Exercise instructions:
Transcribe all the records with complete accuracy.

*** Provided entries

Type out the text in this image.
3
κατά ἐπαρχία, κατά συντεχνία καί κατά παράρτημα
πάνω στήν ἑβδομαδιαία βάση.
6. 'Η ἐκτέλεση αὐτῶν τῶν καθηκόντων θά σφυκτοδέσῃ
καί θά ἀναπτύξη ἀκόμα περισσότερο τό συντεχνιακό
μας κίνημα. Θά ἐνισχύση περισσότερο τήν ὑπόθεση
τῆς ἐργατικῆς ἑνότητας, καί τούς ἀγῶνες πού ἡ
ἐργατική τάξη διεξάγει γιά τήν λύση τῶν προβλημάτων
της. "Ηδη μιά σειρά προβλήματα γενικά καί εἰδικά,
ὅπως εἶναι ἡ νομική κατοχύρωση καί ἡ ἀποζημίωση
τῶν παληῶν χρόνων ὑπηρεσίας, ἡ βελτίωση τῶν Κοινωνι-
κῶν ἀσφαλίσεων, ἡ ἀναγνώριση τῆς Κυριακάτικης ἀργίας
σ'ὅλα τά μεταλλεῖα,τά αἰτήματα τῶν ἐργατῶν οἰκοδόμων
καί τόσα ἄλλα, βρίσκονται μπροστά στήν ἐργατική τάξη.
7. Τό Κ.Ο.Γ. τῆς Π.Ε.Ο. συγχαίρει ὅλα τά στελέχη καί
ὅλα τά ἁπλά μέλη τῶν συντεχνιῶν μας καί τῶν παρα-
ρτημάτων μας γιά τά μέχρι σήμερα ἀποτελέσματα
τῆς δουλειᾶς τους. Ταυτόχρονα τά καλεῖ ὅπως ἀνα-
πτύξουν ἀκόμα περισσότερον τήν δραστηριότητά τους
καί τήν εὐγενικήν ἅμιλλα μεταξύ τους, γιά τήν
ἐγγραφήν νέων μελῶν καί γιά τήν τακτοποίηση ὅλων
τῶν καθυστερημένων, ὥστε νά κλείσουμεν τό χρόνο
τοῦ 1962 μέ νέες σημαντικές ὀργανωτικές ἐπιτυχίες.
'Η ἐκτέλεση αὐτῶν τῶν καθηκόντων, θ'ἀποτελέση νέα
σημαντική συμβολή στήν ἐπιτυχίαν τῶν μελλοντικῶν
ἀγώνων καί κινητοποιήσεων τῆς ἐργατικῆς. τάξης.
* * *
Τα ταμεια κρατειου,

******

Answer to this task:
Type out the text in this image.
3
κατά ἐπαρχία, κατά συντεχνία καί κατά παράρτημα
πάνω στήν ἑβδομαδιαία βάση.
6. 'Η ἐκτέλεση αὐτῶν τῶν καθηκόντων θά σφυκτοδέσῃ
καί θά ἀναπτύξη ἀκόμα περισσότερο τό συντεχνιακό
μας κίνημα. Θά ἐνισχύση περισσότερο τήν ὑπόθεση
τῆς ἐργατικῆς ἑνότητας, καί τούς ἀγῶνες πού ἡ
ἐργατική τάξη διεξάγει γιά τήν λύση τῶν προβλημάτων
της. "Ηδη μιά σειρά προβλήματα γενικά καί εἰδικά,
ὅπως εἶναι ἡ νομική κατοχύρωση καί ἡ ἀποζημίωση
τῶν παληῶν χρόνων ὑπηρεσίας, ἡ βελτίωση τῶν Κοινωνι-
κῶν ἀσφαλίσεων, ἡ ἀναγνώριση τῆς Κυριακάτικης ἀργίας
σ'ὅλα τά μεταλλεῖα,τά αἰτήματα τῶν ἐργατῶν οἰκοδόμων
καί τόσα ἄλλα, βρίσκονται μπροστά στήν ἐργατική τάξη.
7. Τό Κ.Ο.Γ. τῆς Π.Ε.Ο. συγχαίρει ὅλα τά στελέχη καί
ὅλα τά ἁπλά μέλη τῶν συντεχνιῶν μας καί τῶν παρα-
ρτημάτων μας γιά τά μέχρι σήμερα ἀποτελέσματα
τῆς δουλειᾶς τους. Ταυτόχρονα τά καλεῖ ὅπως ἀνα-
πτύξουν ἀκόμα περισσότερον τήν δραστηριότητά τους
καί τήν εὐγενικήν ἅμιλλα μεταξύ τους, γιά τήν
ἐγγραφήν νέων μελῶν καί γιά τήν τακτοποίηση ὅλων
τῶν καθυστερημένων, ὥστε νά κλείσουμεν τό χρόνο
τοῦ 1962 μέ νέες σημαντικές ὀργανωτικές ἐπιτυχίες.
'Η ἐκτέλεση αὐτῶν τῶν καθηκόντων, θ'ἀποτελέση νέα
σημαντική συμβολή στήν ἐπιτυχίαν τῶν μελλοντικῶν
ἀγώνων καί κινητοποιήσεων τῆς ἐργατικῆς. τάξης.
* * *
Τα ταμεια κρατειου,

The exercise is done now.